Instructions for the task → Extract from the listing each line in which the word "marker" appears.

Extracted entries →
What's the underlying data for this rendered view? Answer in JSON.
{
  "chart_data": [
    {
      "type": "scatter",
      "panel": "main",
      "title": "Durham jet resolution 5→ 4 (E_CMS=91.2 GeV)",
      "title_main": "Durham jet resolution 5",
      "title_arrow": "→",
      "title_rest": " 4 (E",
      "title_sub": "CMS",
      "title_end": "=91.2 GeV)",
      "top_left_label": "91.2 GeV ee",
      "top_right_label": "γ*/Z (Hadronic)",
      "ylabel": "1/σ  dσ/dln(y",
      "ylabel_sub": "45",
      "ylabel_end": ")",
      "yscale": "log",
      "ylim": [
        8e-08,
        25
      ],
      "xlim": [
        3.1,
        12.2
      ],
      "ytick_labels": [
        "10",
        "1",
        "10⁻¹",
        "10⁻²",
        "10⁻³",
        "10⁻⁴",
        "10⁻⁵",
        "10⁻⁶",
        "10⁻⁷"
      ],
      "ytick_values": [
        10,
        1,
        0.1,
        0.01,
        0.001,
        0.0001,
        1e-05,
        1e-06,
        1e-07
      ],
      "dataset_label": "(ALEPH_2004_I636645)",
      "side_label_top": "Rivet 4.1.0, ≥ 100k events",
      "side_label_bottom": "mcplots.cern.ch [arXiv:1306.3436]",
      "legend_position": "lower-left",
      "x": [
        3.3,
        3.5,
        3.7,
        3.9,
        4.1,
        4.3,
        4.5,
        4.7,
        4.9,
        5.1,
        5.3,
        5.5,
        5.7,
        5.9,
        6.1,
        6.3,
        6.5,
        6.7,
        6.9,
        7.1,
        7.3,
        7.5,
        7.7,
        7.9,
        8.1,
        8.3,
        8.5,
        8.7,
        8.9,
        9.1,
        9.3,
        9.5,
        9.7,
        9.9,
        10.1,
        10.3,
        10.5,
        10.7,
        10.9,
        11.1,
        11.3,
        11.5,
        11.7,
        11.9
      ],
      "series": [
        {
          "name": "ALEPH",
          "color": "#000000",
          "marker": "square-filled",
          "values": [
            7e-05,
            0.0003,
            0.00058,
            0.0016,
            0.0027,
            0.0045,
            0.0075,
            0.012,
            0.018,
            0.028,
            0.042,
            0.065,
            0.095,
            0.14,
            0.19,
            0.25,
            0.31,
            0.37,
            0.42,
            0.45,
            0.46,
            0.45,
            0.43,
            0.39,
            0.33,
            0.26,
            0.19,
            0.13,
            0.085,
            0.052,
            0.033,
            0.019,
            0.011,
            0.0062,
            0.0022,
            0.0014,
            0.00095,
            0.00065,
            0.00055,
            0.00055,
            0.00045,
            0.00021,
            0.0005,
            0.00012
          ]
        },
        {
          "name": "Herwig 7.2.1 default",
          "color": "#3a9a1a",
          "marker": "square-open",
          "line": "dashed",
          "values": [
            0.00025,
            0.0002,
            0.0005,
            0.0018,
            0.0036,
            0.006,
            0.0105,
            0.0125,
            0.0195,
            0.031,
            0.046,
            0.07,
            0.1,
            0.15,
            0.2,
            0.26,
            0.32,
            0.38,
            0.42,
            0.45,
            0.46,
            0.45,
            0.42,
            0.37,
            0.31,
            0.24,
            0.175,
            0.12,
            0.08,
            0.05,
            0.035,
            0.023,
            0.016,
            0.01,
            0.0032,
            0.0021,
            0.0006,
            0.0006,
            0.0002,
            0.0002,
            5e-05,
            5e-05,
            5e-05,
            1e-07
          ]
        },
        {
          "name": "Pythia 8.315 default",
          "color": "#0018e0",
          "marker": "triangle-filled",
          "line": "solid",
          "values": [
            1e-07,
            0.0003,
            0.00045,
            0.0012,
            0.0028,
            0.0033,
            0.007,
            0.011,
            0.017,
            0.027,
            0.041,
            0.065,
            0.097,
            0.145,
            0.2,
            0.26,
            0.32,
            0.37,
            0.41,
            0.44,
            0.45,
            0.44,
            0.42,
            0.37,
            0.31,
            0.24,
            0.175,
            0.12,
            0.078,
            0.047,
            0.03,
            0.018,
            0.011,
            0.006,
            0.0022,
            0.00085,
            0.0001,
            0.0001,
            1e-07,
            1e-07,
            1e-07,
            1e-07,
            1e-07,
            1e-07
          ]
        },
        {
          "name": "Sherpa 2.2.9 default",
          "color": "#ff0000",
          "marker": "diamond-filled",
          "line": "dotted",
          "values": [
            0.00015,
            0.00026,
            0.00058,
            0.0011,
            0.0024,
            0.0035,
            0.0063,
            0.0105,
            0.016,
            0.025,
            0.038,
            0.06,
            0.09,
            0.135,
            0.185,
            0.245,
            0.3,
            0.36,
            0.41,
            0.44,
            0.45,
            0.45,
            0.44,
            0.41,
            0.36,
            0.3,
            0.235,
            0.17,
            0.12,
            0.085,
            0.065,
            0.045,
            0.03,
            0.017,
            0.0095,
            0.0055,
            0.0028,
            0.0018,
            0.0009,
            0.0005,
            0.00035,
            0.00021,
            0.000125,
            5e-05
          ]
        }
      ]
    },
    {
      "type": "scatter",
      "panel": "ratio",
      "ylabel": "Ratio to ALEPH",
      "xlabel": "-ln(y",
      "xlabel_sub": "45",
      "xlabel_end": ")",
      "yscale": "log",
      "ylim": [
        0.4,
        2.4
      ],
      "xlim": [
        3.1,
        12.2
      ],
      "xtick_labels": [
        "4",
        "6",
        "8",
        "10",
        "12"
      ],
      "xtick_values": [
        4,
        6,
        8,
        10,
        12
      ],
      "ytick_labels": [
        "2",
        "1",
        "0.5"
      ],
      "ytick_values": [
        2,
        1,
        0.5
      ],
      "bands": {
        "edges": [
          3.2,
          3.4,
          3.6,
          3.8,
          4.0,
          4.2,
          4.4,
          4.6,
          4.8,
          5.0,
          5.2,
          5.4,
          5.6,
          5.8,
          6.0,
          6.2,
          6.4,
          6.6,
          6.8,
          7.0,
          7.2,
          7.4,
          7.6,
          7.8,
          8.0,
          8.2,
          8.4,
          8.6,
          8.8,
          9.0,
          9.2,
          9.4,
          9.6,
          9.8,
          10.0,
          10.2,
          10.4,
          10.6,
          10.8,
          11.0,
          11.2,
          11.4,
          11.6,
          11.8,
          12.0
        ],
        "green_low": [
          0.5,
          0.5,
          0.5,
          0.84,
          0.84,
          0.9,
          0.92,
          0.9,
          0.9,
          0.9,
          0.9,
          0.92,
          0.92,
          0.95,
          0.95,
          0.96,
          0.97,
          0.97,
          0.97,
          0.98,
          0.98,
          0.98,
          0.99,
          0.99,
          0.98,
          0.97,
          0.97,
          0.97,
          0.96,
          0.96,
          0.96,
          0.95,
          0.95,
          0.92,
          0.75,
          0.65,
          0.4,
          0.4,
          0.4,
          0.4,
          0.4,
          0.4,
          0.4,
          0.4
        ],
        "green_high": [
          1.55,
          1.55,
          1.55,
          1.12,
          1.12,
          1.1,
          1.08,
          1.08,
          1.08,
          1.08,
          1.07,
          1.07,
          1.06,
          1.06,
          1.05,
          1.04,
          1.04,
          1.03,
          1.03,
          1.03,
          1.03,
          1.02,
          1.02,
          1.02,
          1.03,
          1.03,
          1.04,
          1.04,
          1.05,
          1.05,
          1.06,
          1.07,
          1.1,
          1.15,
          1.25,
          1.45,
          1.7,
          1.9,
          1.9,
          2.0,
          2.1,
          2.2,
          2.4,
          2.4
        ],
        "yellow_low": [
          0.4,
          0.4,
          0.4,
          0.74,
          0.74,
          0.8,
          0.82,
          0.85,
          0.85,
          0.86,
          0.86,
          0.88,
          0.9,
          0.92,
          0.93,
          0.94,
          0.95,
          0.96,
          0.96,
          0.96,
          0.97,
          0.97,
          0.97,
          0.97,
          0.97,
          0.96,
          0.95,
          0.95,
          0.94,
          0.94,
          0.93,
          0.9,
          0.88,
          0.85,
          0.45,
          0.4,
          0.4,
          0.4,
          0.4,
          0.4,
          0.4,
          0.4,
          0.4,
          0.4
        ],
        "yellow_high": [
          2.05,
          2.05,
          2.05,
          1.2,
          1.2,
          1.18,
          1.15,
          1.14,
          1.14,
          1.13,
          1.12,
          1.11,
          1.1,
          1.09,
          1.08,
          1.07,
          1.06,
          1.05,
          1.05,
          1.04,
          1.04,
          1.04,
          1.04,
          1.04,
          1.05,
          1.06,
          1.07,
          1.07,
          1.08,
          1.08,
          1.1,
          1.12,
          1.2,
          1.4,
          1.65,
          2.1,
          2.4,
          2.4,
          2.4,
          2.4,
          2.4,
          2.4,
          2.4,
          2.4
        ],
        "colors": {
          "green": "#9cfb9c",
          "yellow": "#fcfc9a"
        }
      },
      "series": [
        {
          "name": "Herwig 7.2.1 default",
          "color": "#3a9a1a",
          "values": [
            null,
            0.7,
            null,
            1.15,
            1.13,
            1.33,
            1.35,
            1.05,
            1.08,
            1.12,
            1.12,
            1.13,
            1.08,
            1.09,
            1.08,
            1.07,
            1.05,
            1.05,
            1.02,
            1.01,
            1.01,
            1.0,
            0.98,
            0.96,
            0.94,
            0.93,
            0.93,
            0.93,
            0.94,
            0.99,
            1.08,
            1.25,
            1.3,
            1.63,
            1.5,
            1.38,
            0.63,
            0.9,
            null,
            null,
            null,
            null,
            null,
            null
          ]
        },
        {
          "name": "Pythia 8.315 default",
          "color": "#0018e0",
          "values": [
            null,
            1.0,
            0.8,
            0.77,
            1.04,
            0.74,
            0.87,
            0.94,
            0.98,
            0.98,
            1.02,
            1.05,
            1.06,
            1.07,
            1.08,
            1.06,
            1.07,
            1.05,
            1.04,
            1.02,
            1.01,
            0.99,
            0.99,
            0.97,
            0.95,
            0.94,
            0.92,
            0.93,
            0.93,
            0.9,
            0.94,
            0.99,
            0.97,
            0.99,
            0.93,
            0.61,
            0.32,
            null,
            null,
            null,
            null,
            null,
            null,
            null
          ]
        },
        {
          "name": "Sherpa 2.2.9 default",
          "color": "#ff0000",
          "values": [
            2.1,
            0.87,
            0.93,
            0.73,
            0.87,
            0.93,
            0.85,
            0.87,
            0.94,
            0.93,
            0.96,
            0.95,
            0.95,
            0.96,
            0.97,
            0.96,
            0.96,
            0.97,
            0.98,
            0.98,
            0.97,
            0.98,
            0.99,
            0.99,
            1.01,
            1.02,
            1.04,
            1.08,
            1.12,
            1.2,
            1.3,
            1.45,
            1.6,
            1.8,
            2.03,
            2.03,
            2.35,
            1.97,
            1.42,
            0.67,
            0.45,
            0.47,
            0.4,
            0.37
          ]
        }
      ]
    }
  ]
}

Correct response →
          "marker": "square-filled",
          "marker": "square-open",
          "marker": "triangle-filled",
          "marker": "diamond-filled",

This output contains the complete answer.